What this task involves:
Look through the records and report how many lines include the word "spectrum", with no other words.

---- Dataset rows

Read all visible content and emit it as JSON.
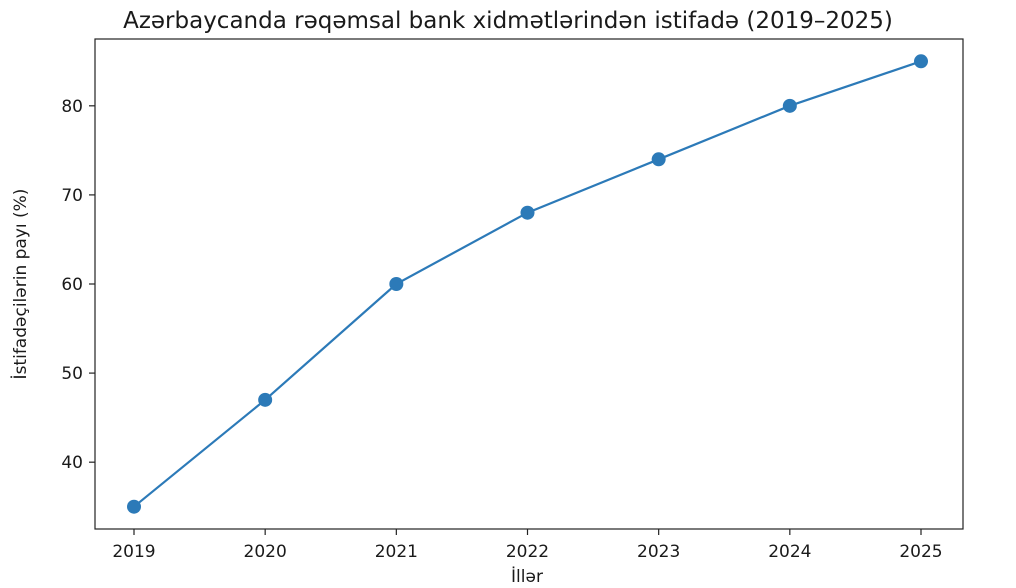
{
  "chart_data": {
    "type": "line",
    "title": "Azərbaycanda rəqəmsal bank xidmətlərindən istifadə (2019–2025)",
    "xlabel": "İllər",
    "ylabel": "İstifadəçilərin payı (%)",
    "x": [
      "2019",
      "2020",
      "2021",
      "2022",
      "2023",
      "2024",
      "2025"
    ],
    "series": [
      {
        "values": [
          35,
          47,
          60,
          68,
          74,
          80,
          85
        ]
      }
    ],
    "yticks": [
      40,
      50,
      60,
      70,
      80
    ],
    "ylim": [
      32.5,
      87.5
    ],
    "grid": false,
    "line_color": "#2c7ab8",
    "marker": "circle"
  }
}
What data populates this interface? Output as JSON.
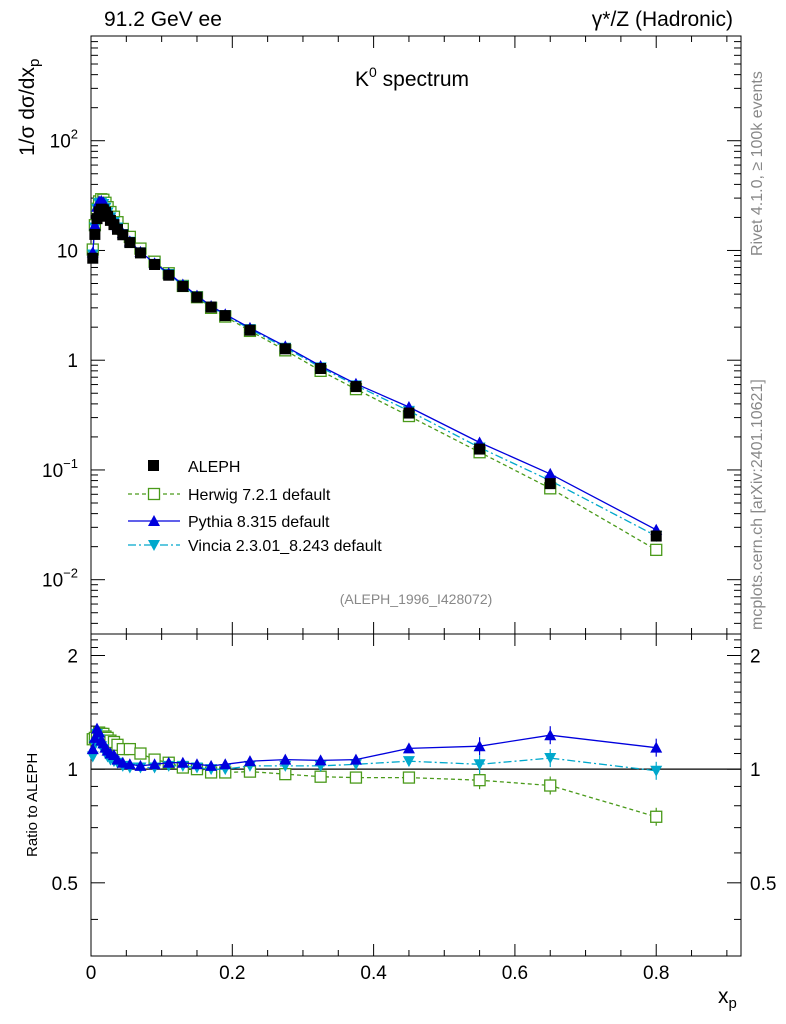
{
  "header": {
    "left": "91.2 GeV ee",
    "right": "γ*/Z (Hadronic)"
  },
  "side_labels": {
    "rivet": "Rivet 4.1.0, ≥ 100k events",
    "mcplots": "mcplots.cern.ch [arXiv:2401.10621]"
  },
  "chart_data": {
    "type": "scatter",
    "title": "K0 spectrum",
    "title_main": "K",
    "title_sup": "0",
    "title_rest": " spectrum",
    "analysis_tag": "(ALEPH_1996_I428072)",
    "xlabel": "x_p",
    "xlabel_main": "x",
    "xlabel_sub": "p",
    "ylabel_main": "1/σ  dσ/dx",
    "ylabel_sub": "p",
    "ratio_ylabel": "Ratio to ALEPH",
    "xlim": [
      0,
      0.92
    ],
    "ylim": [
      0.0032,
      900
    ],
    "ratio_ylim": [
      0.32,
      2.28
    ],
    "x_ticks": [
      "0",
      "0.2",
      "0.4",
      "0.6",
      "0.8"
    ],
    "y_tick_labels": {
      "e-2": "10",
      "e-2_exp": "−2",
      "e-1": "10",
      "e-1_exp": "−1",
      "e0": "1",
      "e1": "10",
      "e2": "10",
      "e2_exp": "2"
    },
    "ratio_ticks": [
      "0.5",
      "1",
      "2"
    ],
    "legend": [
      "ALEPH",
      "Herwig 7.2.1 default",
      "Pythia 8.315 default",
      "Vincia 2.3.01_8.243 default"
    ],
    "x": [
      0.0025,
      0.0055,
      0.0085,
      0.0115,
      0.0145,
      0.0175,
      0.0205,
      0.0235,
      0.0275,
      0.0325,
      0.0375,
      0.045,
      0.055,
      0.07,
      0.09,
      0.11,
      0.13,
      0.15,
      0.17,
      0.19,
      0.225,
      0.275,
      0.325,
      0.375,
      0.45,
      0.55,
      0.65,
      0.8
    ],
    "series": [
      {
        "name": "ALEPH",
        "color": "#000000",
        "values": [
          8.5,
          14.0,
          19.5,
          22.5,
          23.8,
          23.5,
          22.3,
          20.5,
          18.8,
          17.2,
          15.6,
          13.9,
          11.8,
          9.5,
          7.45,
          5.95,
          4.7,
          3.75,
          3.05,
          2.55,
          1.88,
          1.27,
          0.84,
          0.575,
          0.33,
          0.155,
          0.075,
          0.025
        ],
        "ratio": [
          1,
          1,
          1,
          1,
          1,
          1,
          1,
          1,
          1,
          1,
          1,
          1,
          1,
          1,
          1,
          1,
          1,
          1,
          1,
          1,
          1,
          1,
          1,
          1,
          1,
          1,
          1,
          1
        ]
      },
      {
        "name": "Herwig 7.2.1 default",
        "color": "#4a9a1a",
        "values": [
          10.2,
          17.0,
          24.0,
          28.0,
          29.3,
          29.0,
          27.2,
          24.8,
          22.4,
          20.3,
          18.1,
          15.7,
          13.3,
          10.4,
          7.9,
          6.2,
          4.75,
          3.75,
          3.0,
          2.5,
          1.85,
          1.23,
          0.8,
          0.545,
          0.31,
          0.145,
          0.068,
          0.0187
        ],
        "ratio": [
          1.2,
          1.21,
          1.23,
          1.25,
          1.24,
          1.24,
          1.22,
          1.21,
          1.19,
          1.18,
          1.16,
          1.13,
          1.13,
          1.1,
          1.06,
          1.04,
          1.01,
          1.0,
          0.98,
          0.98,
          0.985,
          0.97,
          0.955,
          0.95,
          0.95,
          0.935,
          0.905,
          0.748
        ]
      },
      {
        "name": "Pythia 8.315 default",
        "color": "#0000dd",
        "values": [
          9.6,
          17.0,
          25.0,
          28.0,
          28.3,
          27.5,
          25.5,
          23.0,
          20.8,
          18.8,
          16.6,
          14.4,
          12.1,
          9.7,
          7.65,
          6.2,
          4.9,
          3.88,
          3.12,
          2.62,
          1.97,
          1.34,
          0.885,
          0.61,
          0.375,
          0.178,
          0.092,
          0.0285
        ],
        "ratio": [
          1.13,
          1.21,
          1.28,
          1.25,
          1.19,
          1.17,
          1.14,
          1.12,
          1.1,
          1.09,
          1.06,
          1.04,
          1.03,
          1.02,
          1.03,
          1.04,
          1.04,
          1.03,
          1.02,
          1.03,
          1.05,
          1.06,
          1.055,
          1.06,
          1.135,
          1.15,
          1.23,
          1.14
        ]
      },
      {
        "name": "Vincia 2.3.01_8.243 default",
        "color": "#00a8cc",
        "values": [
          9.2,
          16.2,
          24.0,
          27.0,
          27.3,
          26.5,
          24.5,
          22.2,
          20.0,
          18.1,
          16.2,
          14.1,
          12.0,
          9.6,
          7.55,
          6.1,
          4.8,
          3.8,
          3.07,
          2.57,
          1.92,
          1.3,
          0.86,
          0.59,
          0.345,
          0.16,
          0.08,
          0.025
        ],
        "ratio": [
          1.08,
          1.16,
          1.24,
          1.2,
          1.15,
          1.13,
          1.1,
          1.08,
          1.06,
          1.05,
          1.04,
          1.02,
          1.01,
          1.01,
          1.01,
          1.02,
          1.02,
          1.01,
          1.0,
          1.0,
          1.02,
          1.02,
          1.02,
          1.03,
          1.05,
          1.03,
          1.07,
          0.99
        ]
      }
    ]
  }
}
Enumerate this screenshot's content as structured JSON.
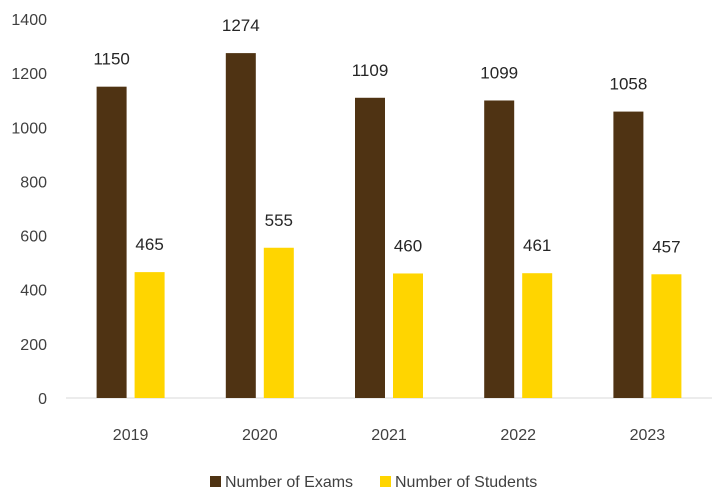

--------

Result:
2